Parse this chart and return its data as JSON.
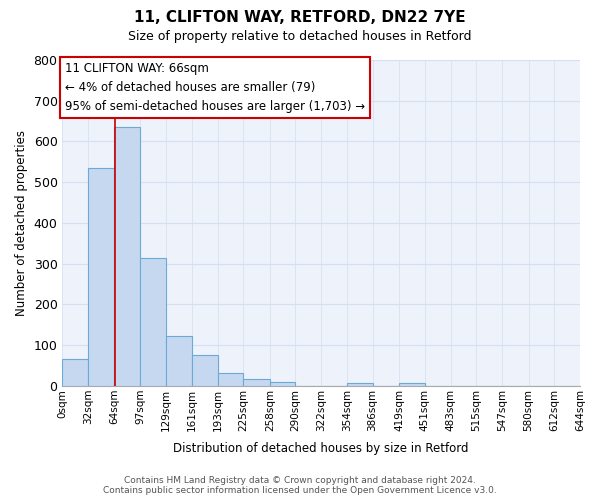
{
  "title": "11, CLIFTON WAY, RETFORD, DN22 7YE",
  "subtitle": "Size of property relative to detached houses in Retford",
  "xlabel": "Distribution of detached houses by size in Retford",
  "ylabel": "Number of detached properties",
  "bin_edges": [
    0,
    32,
    64,
    97,
    129,
    161,
    193,
    225,
    258,
    290,
    322,
    354,
    386,
    419,
    451,
    483,
    515,
    547,
    580,
    612,
    644
  ],
  "bin_labels": [
    "0sqm",
    "32sqm",
    "64sqm",
    "97sqm",
    "129sqm",
    "161sqm",
    "193sqm",
    "225sqm",
    "258sqm",
    "290sqm",
    "322sqm",
    "354sqm",
    "386sqm",
    "419sqm",
    "451sqm",
    "483sqm",
    "515sqm",
    "547sqm",
    "580sqm",
    "612sqm",
    "644sqm"
  ],
  "bar_heights": [
    65,
    535,
    635,
    313,
    122,
    77,
    32,
    18,
    11,
    0,
    0,
    8,
    0,
    8,
    0,
    0,
    0,
    0,
    0,
    0
  ],
  "bar_color": "#c5d8f0",
  "bar_edge_color": "#6aaad4",
  "property_line_x": 66,
  "property_line_color": "#cc0000",
  "annotation_line1": "11 CLIFTON WAY: 66sqm",
  "annotation_line2": "← 4% of detached houses are smaller (79)",
  "annotation_line3": "95% of semi-detached houses are larger (1,703) →",
  "annotation_box_color": "#ffffff",
  "annotation_box_edge_color": "#cc0000",
  "ylim": [
    0,
    800
  ],
  "yticks": [
    0,
    100,
    200,
    300,
    400,
    500,
    600,
    700,
    800
  ],
  "footer_line1": "Contains HM Land Registry data © Crown copyright and database right 2024.",
  "footer_line2": "Contains public sector information licensed under the Open Government Licence v3.0.",
  "grid_color": "#d4dff0",
  "background_color": "#edf2fb",
  "figsize": [
    6.0,
    5.0
  ],
  "dpi": 100
}
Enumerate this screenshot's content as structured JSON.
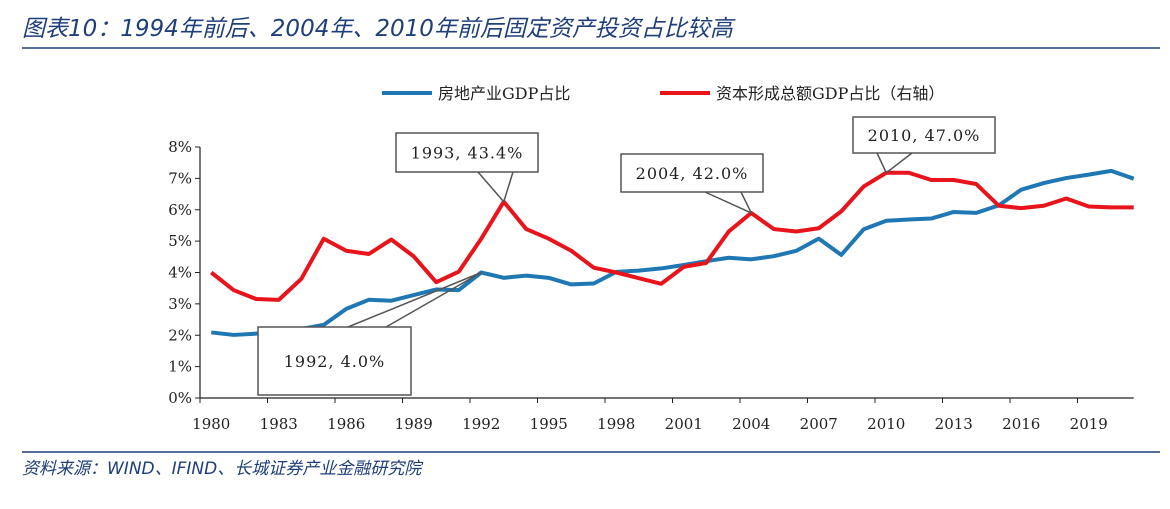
{
  "title": "图表10：1994年前后、2004年、2010年前后固定资产投资占比较高",
  "source": "资料来源：WIND、IFIND、长城证券产业金融研究院",
  "chart_data": {
    "type": "line",
    "x": [
      1980,
      1981,
      1982,
      1983,
      1984,
      1985,
      1986,
      1987,
      1988,
      1989,
      1990,
      1991,
      1992,
      1993,
      1994,
      1995,
      1996,
      1997,
      1998,
      1999,
      2000,
      2001,
      2002,
      2003,
      2004,
      2005,
      2006,
      2007,
      2008,
      2009,
      2010,
      2011,
      2012,
      2013,
      2014,
      2015,
      2016,
      2017,
      2018,
      2019,
      2020,
      2021
    ],
    "x_tick_labels": [
      "1980",
      "1983",
      "1986",
      "1989",
      "1992",
      "1995",
      "1998",
      "2001",
      "2004",
      "2007",
      "2010",
      "2013",
      "2016",
      "2019"
    ],
    "y_tick_labels": [
      "0%",
      "1%",
      "2%",
      "3%",
      "4%",
      "5%",
      "6%",
      "7%",
      "8%"
    ],
    "ylim": [
      0,
      8
    ],
    "y2lim": [
      19,
      50.2
    ],
    "y2_axis_visible": false,
    "grid": false,
    "legend_position": "top",
    "series": [
      {
        "name": "房地产业GDP占比",
        "axis": "left",
        "color": "#1f77b4",
        "values": [
          2.09,
          2.01,
          2.05,
          2.1,
          2.2,
          2.33,
          2.84,
          3.13,
          3.1,
          3.28,
          3.46,
          3.44,
          4.0,
          3.83,
          3.9,
          3.83,
          3.62,
          3.65,
          4.02,
          4.06,
          4.13,
          4.24,
          4.36,
          4.47,
          4.42,
          4.52,
          4.69,
          5.08,
          4.56,
          5.38,
          5.65,
          5.69,
          5.72,
          5.93,
          5.9,
          6.14,
          6.64,
          6.85,
          7.01,
          7.12,
          7.24,
          6.99
        ]
      },
      {
        "name": "资本形成总额GDP占比（右轴）",
        "axis": "right",
        "color": "#e8141b",
        "values": [
          34.6,
          32.4,
          31.3,
          31.2,
          33.8,
          38.8,
          37.3,
          36.9,
          38.7,
          36.6,
          33.4,
          34.7,
          38.8,
          43.4,
          40.0,
          38.8,
          37.3,
          35.2,
          34.6,
          33.9,
          33.2,
          35.3,
          35.8,
          39.7,
          42.0,
          40.0,
          39.7,
          40.1,
          42.2,
          45.3,
          47.0,
          47.0,
          46.1,
          46.1,
          45.6,
          42.9,
          42.6,
          42.9,
          43.8,
          42.8,
          42.7,
          42.7
        ]
      }
    ],
    "annotations": [
      {
        "text": "1993, 43.4%",
        "year": 1993,
        "series": 1
      },
      {
        "text": "1992, 4.0%",
        "year": 1992,
        "series": 0
      },
      {
        "text": "2004, 42.0%",
        "year": 2004,
        "series": 1
      },
      {
        "text": "2010, 47.0%",
        "year": 2010,
        "series": 1
      }
    ]
  }
}
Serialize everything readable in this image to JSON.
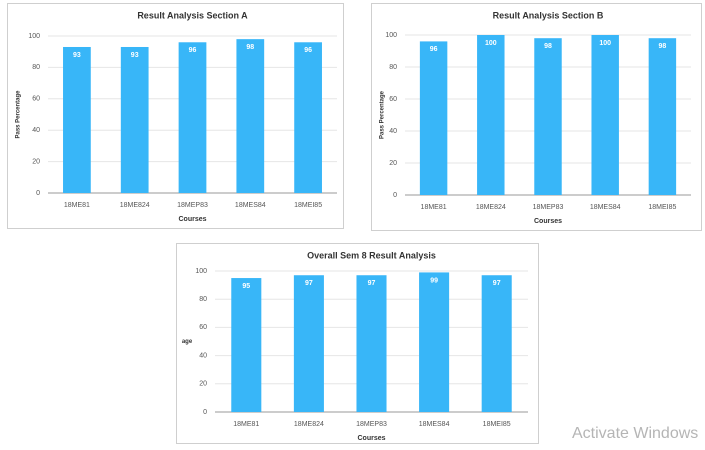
{
  "chart_data": [
    {
      "type": "bar",
      "title": "Result Analysis Section A",
      "x_label": "Courses",
      "y_label": "Pass Percentage",
      "categories": [
        "18ME81",
        "18ME824",
        "18MEP83",
        "18MES84",
        "18MEI85"
      ],
      "values": [
        93,
        93,
        96,
        98,
        96
      ],
      "color": "#38b6f8",
      "ylim": [
        0,
        100
      ],
      "yticks": [
        0,
        20,
        40,
        60,
        80,
        100
      ],
      "grid": true
    },
    {
      "type": "bar",
      "title": "Result Analysis Section B",
      "x_label": "Courses",
      "y_label": "Pass Percentage",
      "categories": [
        "18ME81",
        "18ME824",
        "18MEP83",
        "18MES84",
        "18MEI85"
      ],
      "values": [
        96,
        100,
        98,
        100,
        98
      ],
      "color": "#38b6f8",
      "ylim": [
        0,
        100
      ],
      "yticks": [
        0,
        20,
        40,
        60,
        80,
        100
      ],
      "grid": true
    },
    {
      "type": "bar",
      "title": "Overall Sem 8 Result Analysis",
      "x_label": "Courses",
      "y_label": "age",
      "categories": [
        "18ME81",
        "18ME824",
        "18MEP83",
        "18MES84",
        "18MEI85"
      ],
      "values": [
        95,
        97,
        97,
        99,
        97
      ],
      "color": "#38b6f8",
      "ylim": [
        0,
        100
      ],
      "yticks": [
        0,
        20,
        40,
        60,
        80,
        100
      ],
      "grid": true
    }
  ],
  "watermark": "Activate Windows"
}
────────────────────
▶ [OBJECTIVE] Where a line of the data holds "year", show that line.

▶ [WRITTEN REPLY]
        "year": 1993,
        "year": 1992,
        "year": 2004,
        "year": 2010,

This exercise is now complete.